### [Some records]
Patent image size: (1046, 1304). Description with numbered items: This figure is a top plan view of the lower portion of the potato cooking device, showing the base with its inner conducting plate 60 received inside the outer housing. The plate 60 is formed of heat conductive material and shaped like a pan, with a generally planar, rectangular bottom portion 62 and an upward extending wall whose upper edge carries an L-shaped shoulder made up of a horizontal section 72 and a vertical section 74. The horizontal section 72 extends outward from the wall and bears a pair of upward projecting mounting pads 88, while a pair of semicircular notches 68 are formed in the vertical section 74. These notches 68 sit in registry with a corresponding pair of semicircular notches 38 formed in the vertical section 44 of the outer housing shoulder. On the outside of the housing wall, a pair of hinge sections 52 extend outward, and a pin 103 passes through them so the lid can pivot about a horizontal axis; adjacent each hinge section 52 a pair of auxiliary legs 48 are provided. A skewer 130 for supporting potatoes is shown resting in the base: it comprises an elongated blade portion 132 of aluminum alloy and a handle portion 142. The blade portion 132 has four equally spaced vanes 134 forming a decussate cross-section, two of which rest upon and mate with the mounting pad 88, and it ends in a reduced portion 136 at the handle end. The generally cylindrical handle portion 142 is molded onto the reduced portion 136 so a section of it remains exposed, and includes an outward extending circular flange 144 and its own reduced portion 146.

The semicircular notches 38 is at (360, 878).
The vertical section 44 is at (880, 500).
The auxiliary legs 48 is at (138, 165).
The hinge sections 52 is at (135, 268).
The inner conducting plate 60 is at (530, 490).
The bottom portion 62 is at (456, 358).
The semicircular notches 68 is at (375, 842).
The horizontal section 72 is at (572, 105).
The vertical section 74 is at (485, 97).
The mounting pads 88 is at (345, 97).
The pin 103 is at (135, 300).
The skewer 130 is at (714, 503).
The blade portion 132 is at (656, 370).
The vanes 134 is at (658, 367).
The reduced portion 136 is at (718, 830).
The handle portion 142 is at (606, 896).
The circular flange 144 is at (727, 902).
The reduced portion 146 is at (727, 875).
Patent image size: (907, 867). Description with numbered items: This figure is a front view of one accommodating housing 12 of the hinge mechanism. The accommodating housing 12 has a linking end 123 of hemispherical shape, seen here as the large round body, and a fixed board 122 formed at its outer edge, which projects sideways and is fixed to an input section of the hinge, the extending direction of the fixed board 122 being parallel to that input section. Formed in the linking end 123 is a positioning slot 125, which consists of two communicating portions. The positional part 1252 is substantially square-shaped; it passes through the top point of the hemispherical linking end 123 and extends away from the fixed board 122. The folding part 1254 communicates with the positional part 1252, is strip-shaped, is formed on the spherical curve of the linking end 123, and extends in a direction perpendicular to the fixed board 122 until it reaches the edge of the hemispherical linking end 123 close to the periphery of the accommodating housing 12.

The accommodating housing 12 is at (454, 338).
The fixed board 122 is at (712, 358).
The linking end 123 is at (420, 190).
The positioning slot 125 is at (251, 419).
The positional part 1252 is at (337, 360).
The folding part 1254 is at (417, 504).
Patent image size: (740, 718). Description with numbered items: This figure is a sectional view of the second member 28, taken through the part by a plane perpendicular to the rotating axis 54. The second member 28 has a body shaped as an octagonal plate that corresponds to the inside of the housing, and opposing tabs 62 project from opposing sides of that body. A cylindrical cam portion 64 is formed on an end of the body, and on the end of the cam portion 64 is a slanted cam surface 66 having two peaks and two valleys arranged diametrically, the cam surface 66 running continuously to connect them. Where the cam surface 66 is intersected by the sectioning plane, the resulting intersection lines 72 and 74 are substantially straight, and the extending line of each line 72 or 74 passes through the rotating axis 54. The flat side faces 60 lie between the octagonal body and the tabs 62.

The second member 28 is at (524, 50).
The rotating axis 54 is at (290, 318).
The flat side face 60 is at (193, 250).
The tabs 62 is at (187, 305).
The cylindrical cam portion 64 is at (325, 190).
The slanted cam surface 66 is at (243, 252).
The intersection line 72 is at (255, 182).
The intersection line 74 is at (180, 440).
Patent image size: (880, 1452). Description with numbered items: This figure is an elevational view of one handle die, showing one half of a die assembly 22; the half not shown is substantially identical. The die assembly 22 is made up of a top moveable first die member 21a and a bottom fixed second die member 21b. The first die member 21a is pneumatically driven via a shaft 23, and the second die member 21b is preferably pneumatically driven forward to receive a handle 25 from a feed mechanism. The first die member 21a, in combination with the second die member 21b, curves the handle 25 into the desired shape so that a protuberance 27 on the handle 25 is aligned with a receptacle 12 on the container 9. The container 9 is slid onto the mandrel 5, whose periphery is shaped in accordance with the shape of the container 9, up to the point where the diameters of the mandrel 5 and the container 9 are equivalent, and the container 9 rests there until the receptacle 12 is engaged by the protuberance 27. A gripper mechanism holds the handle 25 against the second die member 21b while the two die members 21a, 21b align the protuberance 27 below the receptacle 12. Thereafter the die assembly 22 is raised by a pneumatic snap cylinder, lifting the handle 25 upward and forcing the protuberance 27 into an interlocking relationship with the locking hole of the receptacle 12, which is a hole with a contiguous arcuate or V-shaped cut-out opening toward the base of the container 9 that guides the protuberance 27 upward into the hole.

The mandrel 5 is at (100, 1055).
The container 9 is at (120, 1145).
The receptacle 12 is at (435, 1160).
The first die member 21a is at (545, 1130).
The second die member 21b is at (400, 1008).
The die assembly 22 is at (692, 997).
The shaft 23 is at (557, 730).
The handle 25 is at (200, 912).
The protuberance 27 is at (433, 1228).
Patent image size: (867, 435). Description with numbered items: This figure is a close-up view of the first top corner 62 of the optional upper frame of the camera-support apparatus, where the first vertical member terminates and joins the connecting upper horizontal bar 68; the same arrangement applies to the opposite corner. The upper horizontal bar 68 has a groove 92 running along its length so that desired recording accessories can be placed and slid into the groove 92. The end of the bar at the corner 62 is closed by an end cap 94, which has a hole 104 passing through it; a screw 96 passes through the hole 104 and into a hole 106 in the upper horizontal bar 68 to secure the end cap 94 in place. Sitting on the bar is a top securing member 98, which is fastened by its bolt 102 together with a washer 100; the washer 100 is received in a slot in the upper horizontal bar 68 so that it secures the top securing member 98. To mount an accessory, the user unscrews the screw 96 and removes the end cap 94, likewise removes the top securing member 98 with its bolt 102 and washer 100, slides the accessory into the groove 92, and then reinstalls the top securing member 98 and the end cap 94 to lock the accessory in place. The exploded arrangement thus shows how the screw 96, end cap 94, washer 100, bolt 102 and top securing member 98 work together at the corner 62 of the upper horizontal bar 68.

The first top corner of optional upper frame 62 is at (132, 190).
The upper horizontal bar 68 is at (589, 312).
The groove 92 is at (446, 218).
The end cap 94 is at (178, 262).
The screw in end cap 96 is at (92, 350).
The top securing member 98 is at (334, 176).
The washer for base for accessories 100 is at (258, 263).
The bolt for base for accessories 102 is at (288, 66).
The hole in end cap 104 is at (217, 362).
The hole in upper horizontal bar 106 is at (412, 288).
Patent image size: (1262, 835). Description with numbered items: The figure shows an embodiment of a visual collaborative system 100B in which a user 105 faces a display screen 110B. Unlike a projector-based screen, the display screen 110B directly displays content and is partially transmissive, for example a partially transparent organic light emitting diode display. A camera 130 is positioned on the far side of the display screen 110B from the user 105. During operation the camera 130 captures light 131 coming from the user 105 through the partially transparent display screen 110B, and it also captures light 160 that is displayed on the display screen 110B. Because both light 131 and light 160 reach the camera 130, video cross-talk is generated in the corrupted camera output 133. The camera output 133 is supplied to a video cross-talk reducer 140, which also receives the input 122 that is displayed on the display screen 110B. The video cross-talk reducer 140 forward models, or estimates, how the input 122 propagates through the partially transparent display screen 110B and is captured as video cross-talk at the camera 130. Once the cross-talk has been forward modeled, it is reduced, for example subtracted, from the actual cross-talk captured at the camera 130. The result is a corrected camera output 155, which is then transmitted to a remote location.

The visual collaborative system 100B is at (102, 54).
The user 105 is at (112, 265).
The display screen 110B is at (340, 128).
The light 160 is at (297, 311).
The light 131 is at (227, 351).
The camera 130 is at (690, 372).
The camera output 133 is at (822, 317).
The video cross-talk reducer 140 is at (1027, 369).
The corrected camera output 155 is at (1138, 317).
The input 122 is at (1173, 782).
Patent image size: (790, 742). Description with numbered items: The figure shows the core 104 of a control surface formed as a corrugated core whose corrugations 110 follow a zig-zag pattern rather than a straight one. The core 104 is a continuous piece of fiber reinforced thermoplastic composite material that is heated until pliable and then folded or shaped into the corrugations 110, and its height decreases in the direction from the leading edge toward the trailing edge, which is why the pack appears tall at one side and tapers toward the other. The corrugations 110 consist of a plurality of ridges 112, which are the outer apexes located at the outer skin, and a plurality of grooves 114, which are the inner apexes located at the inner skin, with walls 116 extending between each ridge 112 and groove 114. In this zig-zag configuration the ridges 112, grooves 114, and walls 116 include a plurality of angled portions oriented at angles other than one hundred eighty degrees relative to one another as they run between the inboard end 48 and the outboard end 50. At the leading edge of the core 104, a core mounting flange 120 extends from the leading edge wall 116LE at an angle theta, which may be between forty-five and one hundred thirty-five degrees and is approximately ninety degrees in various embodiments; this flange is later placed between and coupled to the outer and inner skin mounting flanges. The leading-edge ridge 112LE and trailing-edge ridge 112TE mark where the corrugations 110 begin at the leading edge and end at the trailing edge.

### [What is needed]
Repeat the lines of the listing word for word, starting with the line that contains "Patent image size: (740, 718)." and going on through the line that contains "The intersection line 74 is at (180, 440).".

### [Exercise solution]
Patent image size: (740, 718). Description with numbered items: This figure is a sectional view of the second member 28, taken through the part by a plane perpendicular to the rotating axis 54. The second member 28 has a body shaped as an octagonal plate that corresponds to the inside of the housing, and opposing tabs 62 project from opposing sides of that body. A cylindrical cam portion 64 is formed on an end of the body, and on the end of the cam portion 64 is a slanted cam surface 66 having two peaks and two valleys arranged diametrically, the cam surface 66 running continuously to connect them. Where the cam surface 66 is intersected by the sectioning plane, the resulting intersection lines 72 and 74 are substantially straight, and the extending line of each line 72 or 74 passes through the rotating axis 54. The flat side faces 60 lie between the octagonal body and the tabs 62.

The second member 28 is at (524, 50).
The rotating axis 54 is at (290, 318).
The flat side face 60 is at (193, 250).
The tabs 62 is at (187, 305).
The cylindrical cam portion 64 is at (325, 190).
The slanted cam surface 66 is at (243, 252).
The intersection line 72 is at (255, 182).
The intersection line 74 is at (180, 440).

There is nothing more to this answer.